> [Figure data in JSON]:
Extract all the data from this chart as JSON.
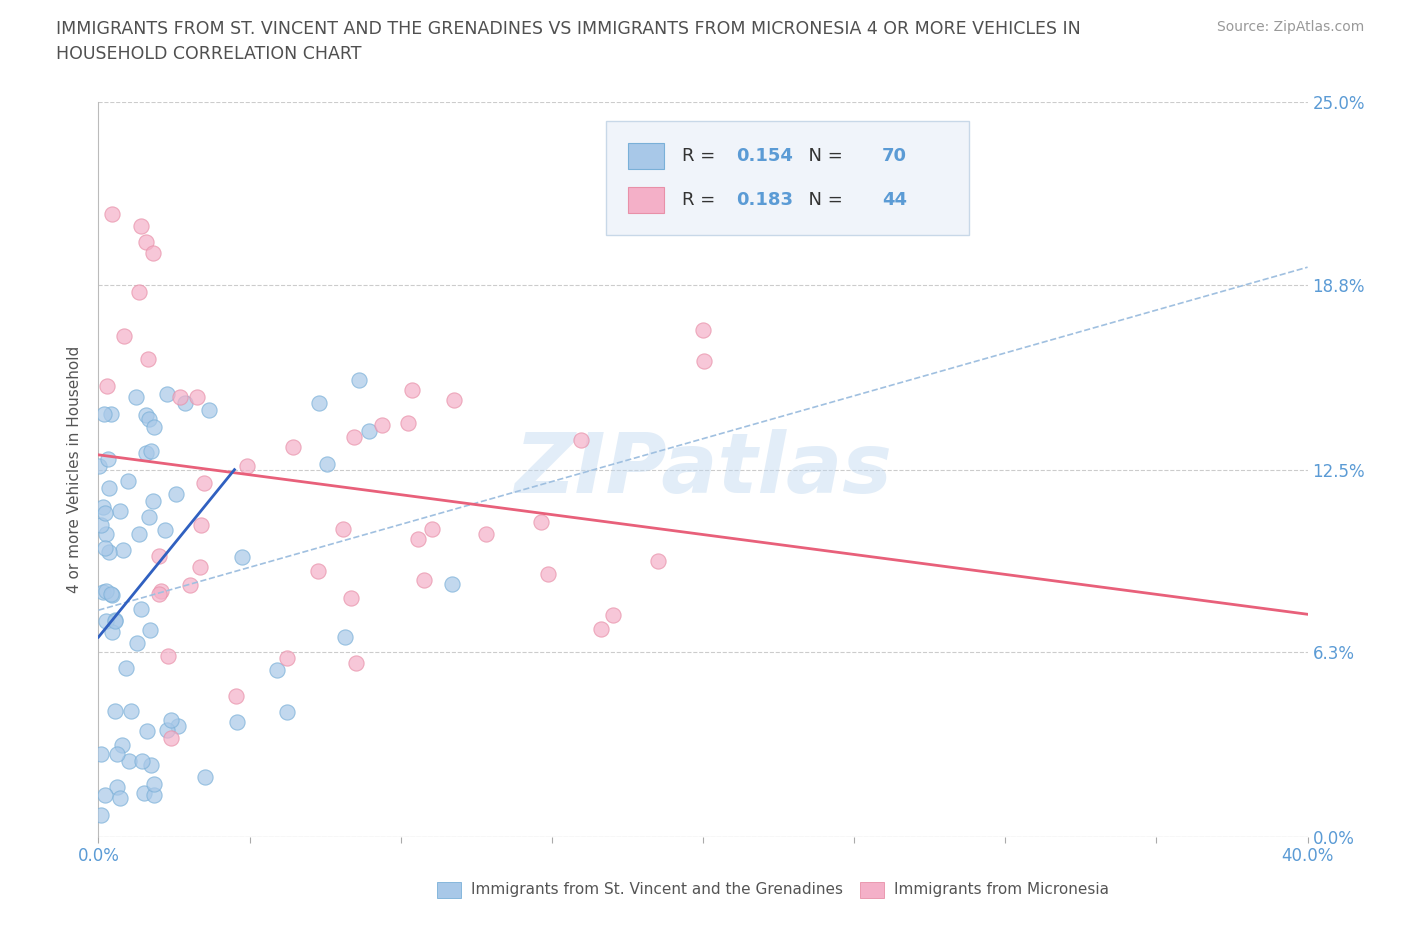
{
  "title_line1": "IMMIGRANTS FROM ST. VINCENT AND THE GRENADINES VS IMMIGRANTS FROM MICRONESIA 4 OR MORE VEHICLES IN",
  "title_line2": "HOUSEHOLD CORRELATION CHART",
  "source": "Source: ZipAtlas.com",
  "ylabel": "4 or more Vehicles in Household",
  "xlim": [
    0.0,
    0.4
  ],
  "ylim": [
    0.0,
    0.25
  ],
  "ytick_vals": [
    0.0,
    0.063,
    0.125,
    0.188,
    0.25
  ],
  "ytick_labels": [
    "0.0%",
    "6.3%",
    "12.5%",
    "18.8%",
    "25.0%"
  ],
  "xtick_vals": [
    0.0,
    0.05,
    0.1,
    0.15,
    0.2,
    0.25,
    0.3,
    0.35,
    0.4
  ],
  "xtick_bottom_labels": [
    "0.0%",
    "",
    "",
    "",
    "",
    "",
    "",
    "",
    "40.0%"
  ],
  "watermark": "ZIPatlas",
  "series1_color": "#a8c8e8",
  "series1_edge_color": "#7ab0d8",
  "series2_color": "#f4b0c8",
  "series2_edge_color": "#e890a8",
  "series1_line_color": "#3060c0",
  "series2_line_color": "#e8607a",
  "dashed_line_color": "#a0c0e0",
  "series1_label": "Immigrants from St. Vincent and the Grenadines",
  "series2_label": "Immigrants from Micronesia",
  "R1": "0.154",
  "N1": "70",
  "R2": "0.183",
  "N2": "44",
  "blue_text_color": "#5b9bd5",
  "title_color": "#505050",
  "background_color": "#ffffff",
  "grid_color": "#cccccc",
  "legend_box_color": "#f0f4fa",
  "legend_edge_color": "#c8d8e8"
}
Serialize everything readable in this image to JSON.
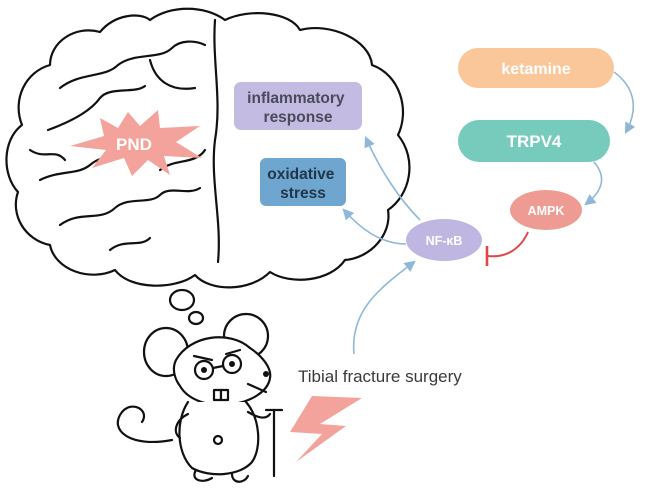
{
  "nodes": {
    "pnd": "PND",
    "ketamine": "ketamine",
    "trpv4": "TRPV4",
    "ampk": "AMPK",
    "nfkb": "NF-κB",
    "inflammatory": [
      "inflammatory",
      "response"
    ],
    "oxidative": [
      "oxidative",
      "stress"
    ],
    "surgery": "Tibial fracture surgery"
  },
  "colors": {
    "ketamine": "#f9c79a",
    "trpv4": "#76cbbd",
    "ampk": "#ee9b93",
    "nfkb": "#c0b6e2",
    "inflammatory": "#c3bbe1",
    "oxidative": "#6fa6cf",
    "pnd": "#f3a39b",
    "bolt": "#f3a39b",
    "arrow": "#8fb8d8",
    "inhibit": "#e04848"
  }
}
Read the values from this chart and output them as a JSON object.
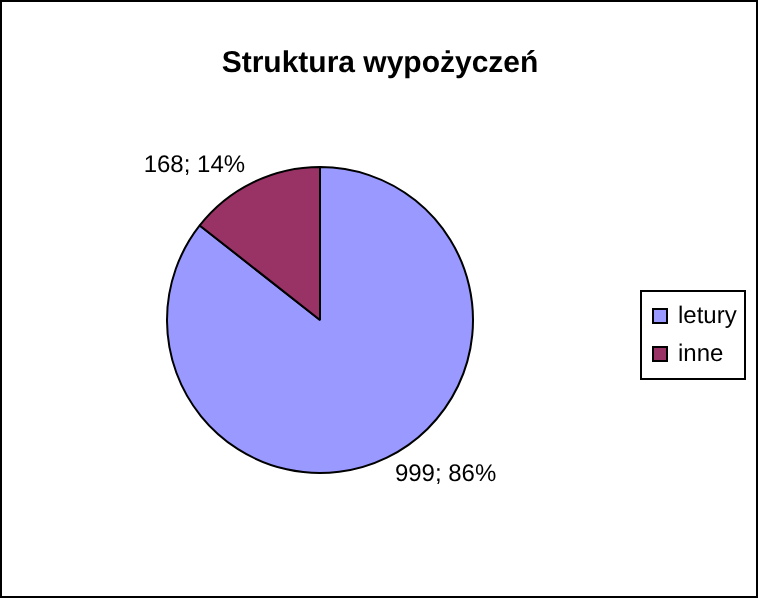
{
  "chart_data": {
    "type": "pie",
    "title": "Struktura wypożyczeń",
    "categories": [
      "letury",
      "inne"
    ],
    "values": [
      999,
      168
    ],
    "colors": [
      "#9999ff",
      "#993366"
    ],
    "value_labels": [
      "999; 86%",
      "168; 14%"
    ],
    "legend": "right"
  }
}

> [Task instructions]: Above is a listing; report how many of its lines include the word "values", giving the number only.

> [Answer in full]: 2